--- EXTRACTED ENTRIES ---

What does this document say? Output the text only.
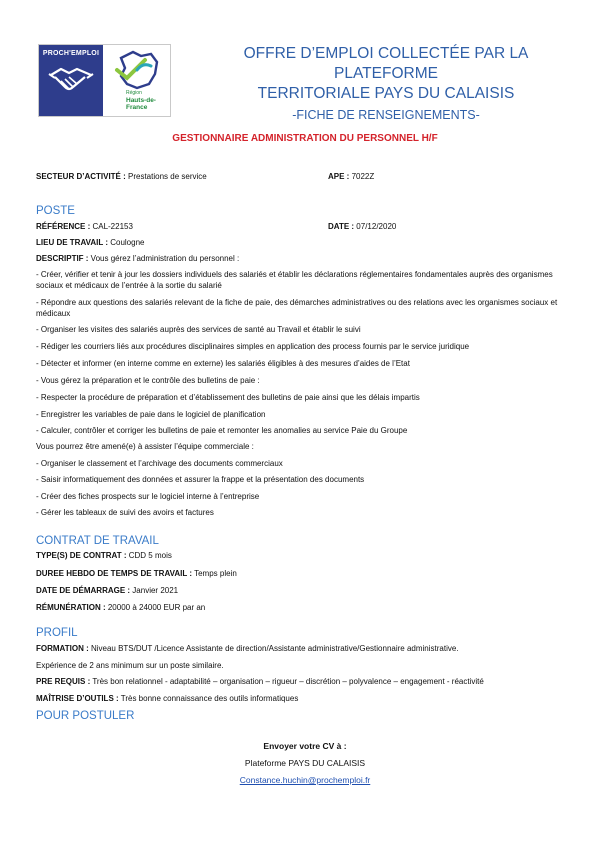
PROCH'EMPLOI
Région
Hauts-de-France
OFFRE D’EMPLOI COLLECTÉE PAR LA PLATEFORME
TERRITORIALE PAYS DU CALAISIS
-FICHE DE RENSEIGNEMENTS-
GESTIONNAIRE ADMINISTRATION DU PERSONNEL H/F
SECTEUR D’ACTIVITÉ : Prestations de service	APE : 7022Z
POSTE
RÉFÉRENCE : CAL-22153	DATE : 07/12/2020
LIEU DE TRAVAIL : Coulogne
DESCRIPTIF : Vous gérez l’administration du personnel :
- Créer, vérifier et tenir à jour les dossiers individuels des salariés et établir les déclarations réglementaires fondamentales auprès des organismes sociaux et médicaux de l’entrée à la sortie du salarié
- Répondre aux questions des salariés relevant de la fiche de paie, des démarches administratives ou des relations avec les organismes sociaux et médicaux
- Organiser les visites des salariés auprès des services de santé au Travail et établir le suivi
- Rédiger les courriers liés aux procédures disciplinaires simples en application des process fournis par le service juridique
- Détecter et informer (en interne comme en externe) les salariés éligibles à des mesures d’aides de l’Etat
- Vous gérez la préparation et le contrôle des bulletins de paie :
- Respecter la procédure de préparation et d’établissement des bulletins de paie ainsi que les délais impartis
- Enregistrer les variables de paie dans le logiciel de planification
- Calculer, contrôler et corriger les bulletins de paie et remonter les anomalies au service Paie du Groupe
Vous pourrez être amené(e) à assister l’équipe commerciale :
- Organiser le classement et l’archivage des documents commerciaux
- Saisir informatiquement des données et assurer la frappe et la présentation des documents
- Créer des fiches prospects sur le logiciel interne à l’entreprise
- Gérer les tableaux de suivi des avoirs et factures
CONTRAT DE TRAVAIL
TYPE(S) DE CONTRAT : CDD 5 mois
DUREE HEBDO DE TEMPS DE TRAVAIL : Temps plein
DATE DE DÉMARRAGE : Janvier 2021
RÉMUNÉRATION : 20000 à 24000 EUR par an
PROFIL
FORMATION : Niveau BTS/DUT /Licence Assistante de direction/Assistante administrative/Gestionnaire administrative.
Expérience de 2 ans minimum sur un poste similaire.
PRE REQUIS : Très bon relationnel - adaptabilité – organisation – rigueur – discrétion – polyvalence – engagement - réactivité
MAÎTRISE D’OUTILS : Très bonne connaissance des outils informatiques
POUR POSTULER
Envoyer votre CV à :
Plateforme PAYS DU CALAISIS
Constance.huchin@prochemploi.fr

---

- _WORK TO BE COMPLETED_
The pictures should not appear in the copy; every other part of the records above must be returned exactly.

- _WRITTEN ANSWER_
What does this document say? Output the text only.
PROCH'EMPLOI
Région
Hauts-de-France
OFFRE D’EMPLOI COLLECTÉE PAR LA PLATEFORME
TERRITORIALE PAYS DU CALAISIS
-FICHE DE RENSEIGNEMENTS-
GESTIONNAIRE ADMINISTRATION DU PERSONNEL H/F
SECTEUR D’ACTIVITÉ : Prestations de service	APE : 7022Z
POSTE
RÉFÉRENCE : CAL-22153	DATE : 07/12/2020
LIEU DE TRAVAIL : Coulogne
DESCRIPTIF : Vous gérez l’administration du personnel :
- Créer, vérifier et tenir à jour les dossiers individuels des salariés et établir les déclarations réglementaires fondamentales auprès des organismes sociaux et médicaux de l’entrée à la sortie du salarié
- Répondre aux questions des salariés relevant de la fiche de paie, des démarches administratives ou des relations avec les organismes sociaux et médicaux
- Organiser les visites des salariés auprès des services de santé au Travail et établir le suivi
- Rédiger les courriers liés aux procédures disciplinaires simples en application des process fournis par le service juridique
- Détecter et informer (en interne comme en externe) les salariés éligibles à des mesures d’aides de l’Etat
- Vous gérez la préparation et le contrôle des bulletins de paie :
- Respecter la procédure de préparation et d’établissement des bulletins de paie ainsi que les délais impartis
- Enregistrer les variables de paie dans le logiciel de planification
- Calculer, contrôler et corriger les bulletins de paie et remonter les anomalies au service Paie du Groupe
Vous pourrez être amené(e) à assister l’équipe commerciale :
- Organiser le classement et l’archivage des documents commerciaux
- Saisir informatiquement des données et assurer la frappe et la présentation des documents
- Créer des fiches prospects sur le logiciel interne à l’entreprise
- Gérer les tableaux de suivi des avoirs et factures
CONTRAT DE TRAVAIL
TYPE(S) DE CONTRAT : CDD 5 mois
DUREE HEBDO DE TEMPS DE TRAVAIL : Temps plein
DATE DE DÉMARRAGE : Janvier 2021
RÉMUNÉRATION : 20000 à 24000 EUR par an
PROFIL
FORMATION : Niveau BTS/DUT /Licence Assistante de direction/Assistante administrative/Gestionnaire administrative.
Expérience de 2 ans minimum sur un poste similaire.
PRE REQUIS : Très bon relationnel - adaptabilité – organisation – rigueur – discrétion – polyvalence – engagement - réactivité
MAÎTRISE D’OUTILS : Très bonne connaissance des outils informatiques
POUR POSTULER
Envoyer votre CV à :
Plateforme PAYS DU CALAISIS
Constance.huchin@prochemploi.fr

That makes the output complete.